Requirement ▸
Output every entry exactly as written.

··· Available records ···

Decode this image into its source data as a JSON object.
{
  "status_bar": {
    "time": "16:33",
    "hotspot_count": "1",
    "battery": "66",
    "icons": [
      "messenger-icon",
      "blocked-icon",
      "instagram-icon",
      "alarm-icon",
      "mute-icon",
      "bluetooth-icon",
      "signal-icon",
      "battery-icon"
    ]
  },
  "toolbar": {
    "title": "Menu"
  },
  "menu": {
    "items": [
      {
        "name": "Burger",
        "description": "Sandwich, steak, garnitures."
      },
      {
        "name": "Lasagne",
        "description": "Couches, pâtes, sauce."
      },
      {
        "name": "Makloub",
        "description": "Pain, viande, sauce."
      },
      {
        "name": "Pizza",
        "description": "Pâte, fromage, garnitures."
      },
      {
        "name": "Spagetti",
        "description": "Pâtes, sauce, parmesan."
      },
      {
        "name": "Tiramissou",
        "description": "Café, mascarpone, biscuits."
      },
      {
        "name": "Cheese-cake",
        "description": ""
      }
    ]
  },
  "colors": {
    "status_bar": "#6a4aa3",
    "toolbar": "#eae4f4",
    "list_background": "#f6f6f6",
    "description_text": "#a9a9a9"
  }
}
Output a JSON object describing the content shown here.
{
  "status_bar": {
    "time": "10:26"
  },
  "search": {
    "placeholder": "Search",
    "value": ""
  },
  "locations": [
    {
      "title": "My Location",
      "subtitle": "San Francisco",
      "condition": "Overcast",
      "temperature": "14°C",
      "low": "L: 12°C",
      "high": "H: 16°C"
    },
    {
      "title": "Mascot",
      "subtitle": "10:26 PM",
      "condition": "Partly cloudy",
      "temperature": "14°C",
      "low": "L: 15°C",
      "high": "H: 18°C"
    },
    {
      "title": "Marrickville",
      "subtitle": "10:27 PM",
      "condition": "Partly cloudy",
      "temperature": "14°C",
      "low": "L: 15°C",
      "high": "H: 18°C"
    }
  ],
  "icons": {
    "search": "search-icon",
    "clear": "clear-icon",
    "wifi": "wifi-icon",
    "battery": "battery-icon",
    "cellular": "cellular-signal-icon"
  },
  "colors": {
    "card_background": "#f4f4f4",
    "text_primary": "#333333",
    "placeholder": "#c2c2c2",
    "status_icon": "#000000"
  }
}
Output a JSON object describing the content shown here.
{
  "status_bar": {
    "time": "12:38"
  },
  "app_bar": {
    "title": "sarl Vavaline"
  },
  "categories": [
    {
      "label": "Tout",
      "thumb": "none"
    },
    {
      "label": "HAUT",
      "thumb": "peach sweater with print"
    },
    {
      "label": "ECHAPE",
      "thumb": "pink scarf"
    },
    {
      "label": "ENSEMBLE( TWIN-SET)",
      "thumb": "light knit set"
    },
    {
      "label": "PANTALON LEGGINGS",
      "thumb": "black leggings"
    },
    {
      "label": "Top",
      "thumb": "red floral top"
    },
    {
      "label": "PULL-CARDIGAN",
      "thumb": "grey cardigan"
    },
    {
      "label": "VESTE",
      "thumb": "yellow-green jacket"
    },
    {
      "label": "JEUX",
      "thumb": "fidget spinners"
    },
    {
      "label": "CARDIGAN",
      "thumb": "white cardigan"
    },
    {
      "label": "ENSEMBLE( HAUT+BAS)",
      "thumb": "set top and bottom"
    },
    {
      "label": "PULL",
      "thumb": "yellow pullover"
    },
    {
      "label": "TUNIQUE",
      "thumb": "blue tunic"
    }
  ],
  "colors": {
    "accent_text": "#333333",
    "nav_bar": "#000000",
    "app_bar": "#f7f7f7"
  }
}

···

Solved problem ▸
Decode this image into its source data as a JSON object.
{
  "status_bar": {
    "time": "16:33",
    "hotspot_count": "1",
    "battery": "66",
    "icons": [
      "messenger-icon",
      "blocked-icon",
      "instagram-icon",
      "alarm-icon",
      "mute-icon",
      "bluetooth-icon",
      "signal-icon",
      "battery-icon"
    ]
  },
  "toolbar": {
    "title": "Menu"
  },
  "menu": {
    "items": [
      {
        "name": "Burger",
        "description": "Sandwich, steak, garnitures."
      },
      {
        "name": "Lasagne",
        "description": "Couches, pâtes, sauce."
      },
      {
        "name": "Makloub",
        "description": "Pain, viande, sauce."
      },
      {
        "name": "Pizza",
        "description": "Pâte, fromage, garnitures."
      },
      {
        "name": "Spagetti",
        "description": "Pâtes, sauce, parmesan."
      },
      {
        "name": "Tiramissou",
        "description": "Café, mascarpone, biscuits."
      },
      {
        "name": "Cheese-cake",
        "description": ""
      }
    ]
  },
  "colors": {
    "status_bar": "#6a4aa3",
    "toolbar": "#eae4f4",
    "list_background": "#f6f6f6",
    "description_text": "#a9a9a9"
  }
}
Output a JSON object describing the content shown here.
{
  "status_bar": {
    "time": "10:26"
  },
  "search": {
    "placeholder": "Search",
    "value": ""
  },
  "locations": [
    {
      "title": "My Location",
      "subtitle": "San Francisco",
      "condition": "Overcast",
      "temperature": "14°C",
      "low": "L: 12°C",
      "high": "H: 16°C"
    },
    {
      "title": "Mascot",
      "subtitle": "10:26 PM",
      "condition": "Partly cloudy",
      "temperature": "14°C",
      "low": "L: 15°C",
      "high": "H: 18°C"
    },
    {
      "title": "Marrickville",
      "subtitle": "10:27 PM",
      "condition": "Partly cloudy",
      "temperature": "14°C",
      "low": "L: 15°C",
      "high": "H: 18°C"
    }
  ],
  "icons": {
    "search": "search-icon",
    "clear": "clear-icon",
    "wifi": "wifi-icon",
    "battery": "battery-icon",
    "cellular": "cellular-signal-icon"
  },
  "colors": {
    "card_background": "#f4f4f4",
    "text_primary": "#333333",
    "placeholder": "#c2c2c2",
    "status_icon": "#000000"
  }
}
Output a JSON object describing the content shown here.
{
  "status_bar": {
    "time": "12:38"
  },
  "app_bar": {
    "title": "sarl Vavaline"
  },
  "categories": [
    {
      "label": "Tout",
      "thumb": "none"
    },
    {
      "label": "HAUT",
      "thumb": "peach sweater with print"
    },
    {
      "label": "ECHAPE",
      "thumb": "pink scarf"
    },
    {
      "label": "ENSEMBLE( TWIN-SET)",
      "thumb": "light knit set"
    },
    {
      "label": "PANTALON LEGGINGS",
      "thumb": "black leggings"
    },
    {
      "label": "Top",
      "thumb": "red floral top"
    },
    {
      "label": "PULL-CARDIGAN",
      "thumb": "grey cardigan"
    },
    {
      "label": "VESTE",
      "thumb": "yellow-green jacket"
    },
    {
      "label": "JEUX",
      "thumb": "fidget spinners"
    },
    {
      "label": "CARDIGAN",
      "thumb": "white cardigan"
    },
    {
      "label": "ENSEMBLE( HAUT+BAS)",
      "thumb": "set top and bottom"
    },
    {
      "label": "PULL",
      "thumb": "yellow pullover"
    },
    {
      "label": "TUNIQUE",
      "thumb": "blue tunic"
    }
  ],
  "colors": {
    "accent_text": "#333333",
    "nav_bar": "#000000",
    "app_bar": "#f7f7f7"
  }
}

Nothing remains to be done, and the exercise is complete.